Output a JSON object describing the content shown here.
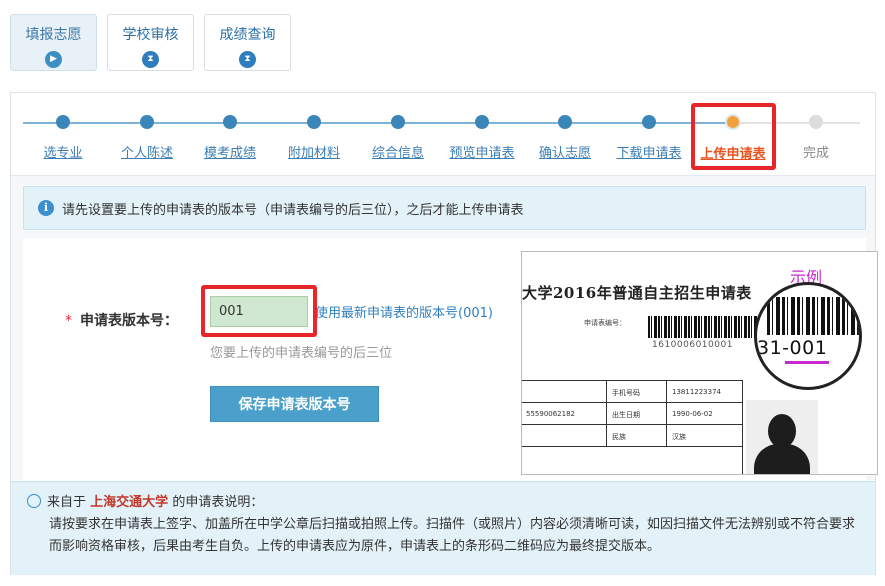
{
  "top_tabs": [
    {
      "label": "填报志愿",
      "icon": "play-circle-icon",
      "active": true
    },
    {
      "label": "学校审核",
      "icon": "hourglass-icon",
      "active": false
    },
    {
      "label": "成绩查询",
      "icon": "hourglass-icon",
      "active": false
    }
  ],
  "steps": [
    {
      "label": "选专业",
      "state": "done"
    },
    {
      "label": "个人陈述",
      "state": "done"
    },
    {
      "label": "模考成绩",
      "state": "done"
    },
    {
      "label": "附加材料",
      "state": "done"
    },
    {
      "label": "综合信息",
      "state": "done"
    },
    {
      "label": "预览申请表",
      "state": "done"
    },
    {
      "label": "确认志愿",
      "state": "done"
    },
    {
      "label": "下载申请表",
      "state": "done"
    },
    {
      "label": "上传申请表",
      "state": "current"
    },
    {
      "label": "完成",
      "state": "todo"
    }
  ],
  "info_bar": {
    "icon": "info-icon",
    "text": "请先设置要上传的申请表的版本号（申请表编号的后三位），之后才能上传申请表"
  },
  "form": {
    "required_mark": "*",
    "label": "申请表版本号：",
    "input_value": "001",
    "use_latest_link": "使用最新申请表的版本号(001)",
    "hint": "您要上传的申请表编号的后三位",
    "save_button": "保存申请表版本号"
  },
  "example_image": {
    "sample_label": "示例",
    "form_title": "大学2016年普通自主招生申请表",
    "form_no_label": "申请表编号：",
    "barcode_number": "1610006010001",
    "magnified_number": "31-001",
    "table_cells": [
      "手机号码",
      "13811223374",
      "55590062182",
      "出生日期",
      "1990-06-02",
      "民族",
      "汉族"
    ]
  },
  "note": {
    "icon": "lightbulb-icon",
    "prefix": "来自于",
    "university": "上海交通大学",
    "suffix": "的申请表说明：",
    "body": "请按要求在申请表上签字、加盖所在中学公章后扫描或拍照上传。扫描件（或照片）内容必须清晰可读，如因扫描文件无法辨别或不符合要求而影响资格审核，后果由考生自负。上传的申请表应为原件，申请表上的条形码二维码应为最终提交版本。"
  },
  "colors": {
    "accent": "#3a86b9",
    "current_step": "#e8541f",
    "highlight_box": "#e8262a",
    "button": "#4a9fcb",
    "info_bg": "#e3f1f8"
  }
}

■ ■ ■ ■

■ Exercise directions
Repeat the material above in full and exactly, apart from the pictures.

■ Correct response
Output a JSON object describing the content shown here.
{
  "top_tabs": [
    {
      "label": "填报志愿",
      "icon": "play-circle-icon",
      "active": true
    },
    {
      "label": "学校审核",
      "icon": "hourglass-icon",
      "active": false
    },
    {
      "label": "成绩查询",
      "icon": "hourglass-icon",
      "active": false
    }
  ],
  "steps": [
    {
      "label": "选专业",
      "state": "done"
    },
    {
      "label": "个人陈述",
      "state": "done"
    },
    {
      "label": "模考成绩",
      "state": "done"
    },
    {
      "label": "附加材料",
      "state": "done"
    },
    {
      "label": "综合信息",
      "state": "done"
    },
    {
      "label": "预览申请表",
      "state": "done"
    },
    {
      "label": "确认志愿",
      "state": "done"
    },
    {
      "label": "下载申请表",
      "state": "done"
    },
    {
      "label": "上传申请表",
      "state": "current"
    },
    {
      "label": "完成",
      "state": "todo"
    }
  ],
  "info_bar": {
    "icon": "info-icon",
    "text": "请先设置要上传的申请表的版本号（申请表编号的后三位），之后才能上传申请表"
  },
  "form": {
    "required_mark": "*",
    "label": "申请表版本号：",
    "input_value": "001",
    "use_latest_link": "使用最新申请表的版本号(001)",
    "hint": "您要上传的申请表编号的后三位",
    "save_button": "保存申请表版本号"
  },
  "example_image": {
    "sample_label": "示例",
    "form_title": "大学2016年普通自主招生申请表",
    "form_no_label": "申请表编号：",
    "barcode_number": "1610006010001",
    "magnified_number": "31-001",
    "table_cells": [
      "手机号码",
      "13811223374",
      "55590062182",
      "出生日期",
      "1990-06-02",
      "民族",
      "汉族"
    ]
  },
  "note": {
    "icon": "lightbulb-icon",
    "prefix": "来自于",
    "university": "上海交通大学",
    "suffix": "的申请表说明：",
    "body": "请按要求在申请表上签字、加盖所在中学公章后扫描或拍照上传。扫描件（或照片）内容必须清晰可读，如因扫描文件无法辨别或不符合要求而影响资格审核，后果由考生自负。上传的申请表应为原件，申请表上的条形码二维码应为最终提交版本。"
  },
  "colors": {
    "accent": "#3a86b9",
    "current_step": "#e8541f",
    "highlight_box": "#e8262a",
    "button": "#4a9fcb",
    "info_bg": "#e3f1f8"
  }
}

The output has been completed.